> [SOURCE TEXT]
%%
Apr 242013
 

Given two strings, write a function which will print characters coming on only one of the two strings (and not both). The character may be repeated in that string. For example:

String-1   String-2        Output
---------  ----------      -------------
AFW        BGF             AWBG
AFAAW      BGFFB           AWBG
           BGF             AWBG
AFW        BGH             AFWBGH
AFW        BGF             AWBG

Solution:

Method-1: Brute-Force Method

The brute force method is:

Step-1: Traverse String-1 and for each character in String-1 
    - Check if that char exist in String-2
    - Check if that char exists in in String-1 before the position of current char 
      (to avoid printing duplicates from a string).
  If the char is not present in any of the two, then print that character.

Step-2: Traverse the String-2 and for each character in string-2
    - Check if that char exist in String-1
    - Check if that char exists in in String-2 before the position of current char 
      (to avoid printing duplicates from a string).
  If the char is not present in any of the two, then print that character.
%%
> [TO BE DONE]
(a) According to the string-comparison problem, why does the brute-force method check whether a character appears earlier in the same string?
(b) List the column headings of the example table in the string-comparison problem.
(c) Extend the text on the string-comparison problem from its last line.

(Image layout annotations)
%%
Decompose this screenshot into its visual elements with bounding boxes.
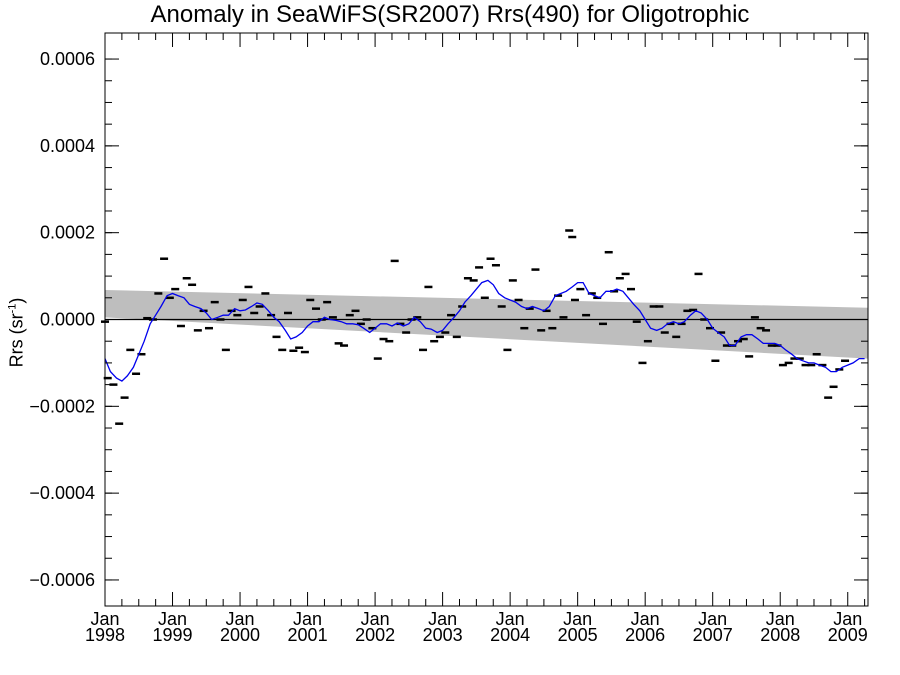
x-tick-year-label: 2006 [625, 625, 665, 645]
y-axis-label-end: ) [6, 297, 27, 304]
y-tick-label: 0.0000 [40, 310, 95, 330]
y-axis-label-main: Rrs (sr [6, 313, 27, 368]
plot-axes: −0.0006 −0.0004 −0.0002 0.0000 0.0002 0.0004 0… [29, 32, 869, 645]
x-tick-month-label: Jan [833, 609, 862, 629]
y-tick-label: 0.0002 [40, 223, 95, 243]
y-tick-label: −0.0006 [29, 570, 95, 590]
y-tick-label: −0.0004 [29, 483, 95, 503]
x-tick-month-label: Jan [698, 609, 727, 629]
x-tick-month-label: Jan [631, 609, 660, 629]
x-tick-month-label: Jan [563, 609, 592, 629]
x-tick-year-label: 2000 [220, 625, 260, 645]
chart-title: Anomaly in SeaWiFS(SR2007) Rrs(490) for … [150, 1, 750, 28]
x-tick-year-label: 2002 [355, 625, 395, 645]
x-tick-year-label: 2008 [760, 625, 800, 645]
y-axis-label-sup: -1 [6, 303, 19, 314]
x-tick-year-label: 2004 [490, 625, 530, 645]
x-tick-month-label: Jan [766, 609, 795, 629]
x-tick-year-label: 2003 [423, 625, 463, 645]
x-tick-year-label: 2001 [288, 625, 328, 645]
running-mean-line [104, 279, 865, 382]
x-tick-month-label: Jan [496, 609, 525, 629]
y-axis-label: Rrs (sr-1) [6, 298, 27, 368]
x-tick-year-label: 2007 [693, 625, 733, 645]
x-tick-month-label: Jan [158, 609, 187, 629]
x-tick-month-label: Jan [361, 609, 390, 629]
x-tick-year-label: 2005 [558, 625, 598, 645]
y-tick-label: 0.0006 [40, 49, 95, 69]
y-tick-label: 0.0004 [40, 136, 95, 156]
x-tick-year-label: 1998 [85, 625, 125, 645]
x-tick-year-label: 2009 [828, 625, 868, 645]
x-tick-month-label: Jan [90, 609, 119, 629]
y-tick-label: −0.0002 [29, 396, 95, 416]
x-tick-month-label: Jan [226, 609, 255, 629]
trend-confidence-band [105, 289, 868, 359]
x-tick-year-label: 1999 [152, 625, 192, 645]
running-mean-path [104, 279, 865, 382]
x-tick-month-label: Jan [428, 609, 457, 629]
x-tick-month-label: Jan [293, 609, 322, 629]
trend-band-polygon [105, 289, 868, 359]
%%
> [ANSWERS BELOW]
(a) To avoid printing duplicates from a string.

(b) String-1, String-2, Output

(c)
This method requires O(1) extra space, but its time complexity is O(n2), where n is the number of characters in each string. (If number of char is m & n, then the complexity will be O(max(mn, nm)) ).

Method-2: Using Hash

This method uses hash to store if the character is present in String-1 (String-2). Lets have an array of 26 int, which will act as a hash

int hash[26] = {0};

All elements of the array are initially zero. The Algorithm will work as follows:

Step-1: Traverse String-1, and for each char in String-1, set its count as 1 
       (we will set it as 1, even if the char is repeated multiple times in the string).

Step-2: Traverse String-2, for each char, check the value in the hash:

    // If character was present in the first string
    If(hash[str-2[i]] == 1)
        hash[str-2[i]] = -1;

    // -1 will indicate that character is present in both the strings.
    // If character was not present in the first string, then we will have to print the character
    If(hash[str-2[i]] == 0)
        hash[str-2[i]] = 2;

    After performing the above two steps the hash value for a character will be one of the following:

    0 - Char not present in any of the two strings. 
    -1 - Char present in both the strings 
    1 - Char present in only 1st string 
    2 - Char present in only 2nd string

Step-3: Now we have to just traverse the two strings, and for each character we will have to see the hash value, 
   if the value is 1 (for string-1) or 2 (for string-2), then we will print that character, else don't print the char.

Time Complexity:O(n), where n= number of characters in each string. If number of characters is different (say m & n) then the complexity will be O(max(m,n))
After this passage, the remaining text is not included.